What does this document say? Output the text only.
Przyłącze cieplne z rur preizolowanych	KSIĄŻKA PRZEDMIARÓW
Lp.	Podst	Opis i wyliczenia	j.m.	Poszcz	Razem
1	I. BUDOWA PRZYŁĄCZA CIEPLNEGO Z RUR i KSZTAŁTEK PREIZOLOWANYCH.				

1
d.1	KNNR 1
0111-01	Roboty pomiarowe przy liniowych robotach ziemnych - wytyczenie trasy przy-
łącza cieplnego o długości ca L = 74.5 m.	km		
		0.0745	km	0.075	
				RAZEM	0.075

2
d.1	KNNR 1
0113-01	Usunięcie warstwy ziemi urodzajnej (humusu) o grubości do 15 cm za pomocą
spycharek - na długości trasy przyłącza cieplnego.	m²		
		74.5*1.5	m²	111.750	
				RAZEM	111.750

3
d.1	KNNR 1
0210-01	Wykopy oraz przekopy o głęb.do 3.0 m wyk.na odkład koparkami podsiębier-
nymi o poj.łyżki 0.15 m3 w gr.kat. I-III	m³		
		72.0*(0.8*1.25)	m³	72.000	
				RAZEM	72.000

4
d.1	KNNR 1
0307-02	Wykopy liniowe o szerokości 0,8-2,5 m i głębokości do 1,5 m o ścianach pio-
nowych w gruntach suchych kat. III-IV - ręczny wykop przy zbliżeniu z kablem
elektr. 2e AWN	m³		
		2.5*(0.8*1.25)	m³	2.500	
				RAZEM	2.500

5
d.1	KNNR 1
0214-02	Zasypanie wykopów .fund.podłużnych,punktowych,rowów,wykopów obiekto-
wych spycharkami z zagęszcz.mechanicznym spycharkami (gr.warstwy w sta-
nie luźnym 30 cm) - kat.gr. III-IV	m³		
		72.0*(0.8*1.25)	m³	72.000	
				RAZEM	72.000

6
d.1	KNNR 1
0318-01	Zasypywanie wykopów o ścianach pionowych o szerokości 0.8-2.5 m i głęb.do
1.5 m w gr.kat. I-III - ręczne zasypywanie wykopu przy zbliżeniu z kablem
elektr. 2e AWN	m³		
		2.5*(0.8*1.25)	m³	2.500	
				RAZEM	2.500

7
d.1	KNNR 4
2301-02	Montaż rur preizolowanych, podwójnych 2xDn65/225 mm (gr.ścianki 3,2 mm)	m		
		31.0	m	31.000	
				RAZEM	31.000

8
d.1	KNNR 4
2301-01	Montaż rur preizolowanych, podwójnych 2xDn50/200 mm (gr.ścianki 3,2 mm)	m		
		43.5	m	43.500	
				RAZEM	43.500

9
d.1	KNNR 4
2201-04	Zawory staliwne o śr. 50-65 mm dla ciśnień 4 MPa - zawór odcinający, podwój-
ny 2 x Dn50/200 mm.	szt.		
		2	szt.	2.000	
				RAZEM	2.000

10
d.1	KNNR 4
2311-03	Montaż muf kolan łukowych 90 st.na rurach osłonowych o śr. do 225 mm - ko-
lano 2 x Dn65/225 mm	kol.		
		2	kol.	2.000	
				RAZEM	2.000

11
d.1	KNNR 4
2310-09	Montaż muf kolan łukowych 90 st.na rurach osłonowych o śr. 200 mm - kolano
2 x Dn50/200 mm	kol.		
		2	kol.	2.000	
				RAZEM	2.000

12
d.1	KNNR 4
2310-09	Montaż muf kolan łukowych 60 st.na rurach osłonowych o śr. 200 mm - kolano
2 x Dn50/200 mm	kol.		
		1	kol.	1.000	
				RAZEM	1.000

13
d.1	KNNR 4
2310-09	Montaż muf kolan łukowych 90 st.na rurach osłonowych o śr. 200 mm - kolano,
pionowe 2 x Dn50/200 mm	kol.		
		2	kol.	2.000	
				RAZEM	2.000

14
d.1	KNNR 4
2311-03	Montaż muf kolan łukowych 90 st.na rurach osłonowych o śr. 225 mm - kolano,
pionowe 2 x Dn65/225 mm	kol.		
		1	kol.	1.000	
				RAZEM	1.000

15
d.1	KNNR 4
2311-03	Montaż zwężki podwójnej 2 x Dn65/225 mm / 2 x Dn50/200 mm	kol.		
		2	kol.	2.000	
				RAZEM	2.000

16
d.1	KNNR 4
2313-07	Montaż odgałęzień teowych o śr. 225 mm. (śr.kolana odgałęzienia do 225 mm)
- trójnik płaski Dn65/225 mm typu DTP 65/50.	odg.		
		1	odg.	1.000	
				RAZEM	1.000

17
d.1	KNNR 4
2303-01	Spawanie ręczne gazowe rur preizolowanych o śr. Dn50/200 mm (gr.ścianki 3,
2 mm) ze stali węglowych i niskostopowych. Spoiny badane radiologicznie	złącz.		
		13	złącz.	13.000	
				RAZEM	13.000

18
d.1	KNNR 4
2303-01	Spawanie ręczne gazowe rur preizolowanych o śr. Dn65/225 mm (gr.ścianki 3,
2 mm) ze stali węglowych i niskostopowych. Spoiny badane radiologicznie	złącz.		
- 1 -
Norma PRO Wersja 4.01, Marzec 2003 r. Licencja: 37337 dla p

→ **Task requirements**
Go through the records and print each one exactly.

→ **Result for this exercise**
What does this document say? Output the text only.
Przyłącze cieplne z rur preizolowanych	KSIĄŻKA PRZEDMIARÓW
Lp.	Podst	Opis i wyliczenia	j.m.	Poszcz	Razem
1	I. BUDOWA PRZYŁĄCZA CIEPLNEGO Z RUR i KSZTAŁTEK PREIZOLOWANYCH.				

1
d.1	KNNR 1
0111-01	Roboty pomiarowe przy liniowych robotach ziemnych - wytyczenie trasy przy-
łącza cieplnego o długości ca L = 74.5 m.	km		
		0.0745	km	0.075	
				RAZEM	0.075

2
d.1	KNNR 1
0113-01	Usunięcie warstwy ziemi urodzajnej (humusu) o grubości do 15 cm za pomocą
spycharek - na długości trasy przyłącza cieplnego.	m²		
		74.5*1.5	m²	111.750	
				RAZEM	111.750

3
d.1	KNNR 1
0210-01	Wykopy oraz przekopy o głęb.do 3.0 m wyk.na odkład koparkami podsiębier-
nymi o poj.łyżki 0.15 m3 w gr.kat. I-III	m³		
		72.0*(0.8*1.25)	m³	72.000	
				RAZEM	72.000

4
d.1	KNNR 1
0307-02	Wykopy liniowe o szerokości 0,8-2,5 m i głębokości do 1,5 m o ścianach pio-
nowych w gruntach suchych kat. III-IV - ręczny wykop przy zbliżeniu z kablem
elektr. 2e AWN	m³		
		2.5*(0.8*1.25)	m³	2.500	
				RAZEM	2.500

5
d.1	KNNR 1
0214-02	Zasypanie wykopów .fund.podłużnych,punktowych,rowów,wykopów obiekto-
wych spycharkami z zagęszcz.mechanicznym spycharkami (gr.warstwy w sta-
nie luźnym 30 cm) - kat.gr. III-IV	m³		
		72.0*(0.8*1.25)	m³	72.000	
				RAZEM	72.000

6
d.1	KNNR 1
0318-01	Zasypywanie wykopów o ścianach pionowych o szerokości 0.8-2.5 m i głęb.do
1.5 m w gr.kat. I-III - ręczne zasypywanie wykopu przy zbliżeniu z kablem
elektr. 2e AWN	m³		
		2.5*(0.8*1.25)	m³	2.500	
				RAZEM	2.500

7
d.1	KNNR 4
2301-02	Montaż rur preizolowanych, podwójnych 2xDn65/225 mm (gr.ścianki 3,2 mm)	m		
		31.0	m	31.000	
				RAZEM	31.000

8
d.1	KNNR 4
2301-01	Montaż rur preizolowanych, podwójnych 2xDn50/200 mm (gr.ścianki 3,2 mm)	m		
		43.5	m	43.500	
				RAZEM	43.500

9
d.1	KNNR 4
2201-04	Zawory staliwne o śr. 50-65 mm dla ciśnień 4 MPa - zawór odcinający, podwój-
ny 2 x Dn50/200 mm.	szt.		
		2	szt.	2.000	
				RAZEM	2.000

10
d.1	KNNR 4
2311-03	Montaż muf kolan łukowych 90 st.na rurach osłonowych o śr. do 225 mm - ko-
lano 2 x Dn65/225 mm	kol.		
		2	kol.	2.000	
				RAZEM	2.000

11
d.1	KNNR 4
2310-09	Montaż muf kolan łukowych 90 st.na rurach osłonowych o śr. 200 mm - kolano
2 x Dn50/200 mm	kol.		
		2	kol.	2.000	
				RAZEM	2.000

12
d.1	KNNR 4
2310-09	Montaż muf kolan łukowych 60 st.na rurach osłonowych o śr. 200 mm - kolano
2 x Dn50/200 mm	kol.		
		1	kol.	1.000	
				RAZEM	1.000

13
d.1	KNNR 4
2310-09	Montaż muf kolan łukowych 90 st.na rurach osłonowych o śr. 200 mm - kolano,
pionowe 2 x Dn50/200 mm	kol.		
		2	kol.	2.000	
				RAZEM	2.000

14
d.1	KNNR 4
2311-03	Montaż muf kolan łukowych 90 st.na rurach osłonowych o śr. 225 mm - kolano,
pionowe 2 x Dn65/225 mm	kol.		
		1	kol.	1.000	
				RAZEM	1.000

15
d.1	KNNR 4
2311-03	Montaż zwężki podwójnej 2 x Dn65/225 mm / 2 x Dn50/200 mm	kol.		
		2	kol.	2.000	
				RAZEM	2.000

16
d.1	KNNR 4
2313-07	Montaż odgałęzień teowych o śr. 225 mm. (śr.kolana odgałęzienia do 225 mm)
- trójnik płaski Dn65/225 mm typu DTP 65/50.	odg.		
		1	odg.	1.000	
				RAZEM	1.000

17
d.1	KNNR 4
2303-01	Spawanie ręczne gazowe rur preizolowanych o śr. Dn50/200 mm (gr.ścianki 3,
2 mm) ze stali węglowych i niskostopowych. Spoiny badane radiologicznie	złącz.		
		13	złącz.	13.000	
				RAZEM	13.000

18
d.1	KNNR 4
2303-01	Spawanie ręczne gazowe rur preizolowanych o śr. Dn65/225 mm (gr.ścianki 3,
2 mm) ze stali węglowych i niskostopowych. Spoiny badane radiologicznie	złącz.		
- 1 -
Norma PRO Wersja 4.01, Marzec 2003 r. Licencja: 37337 dla p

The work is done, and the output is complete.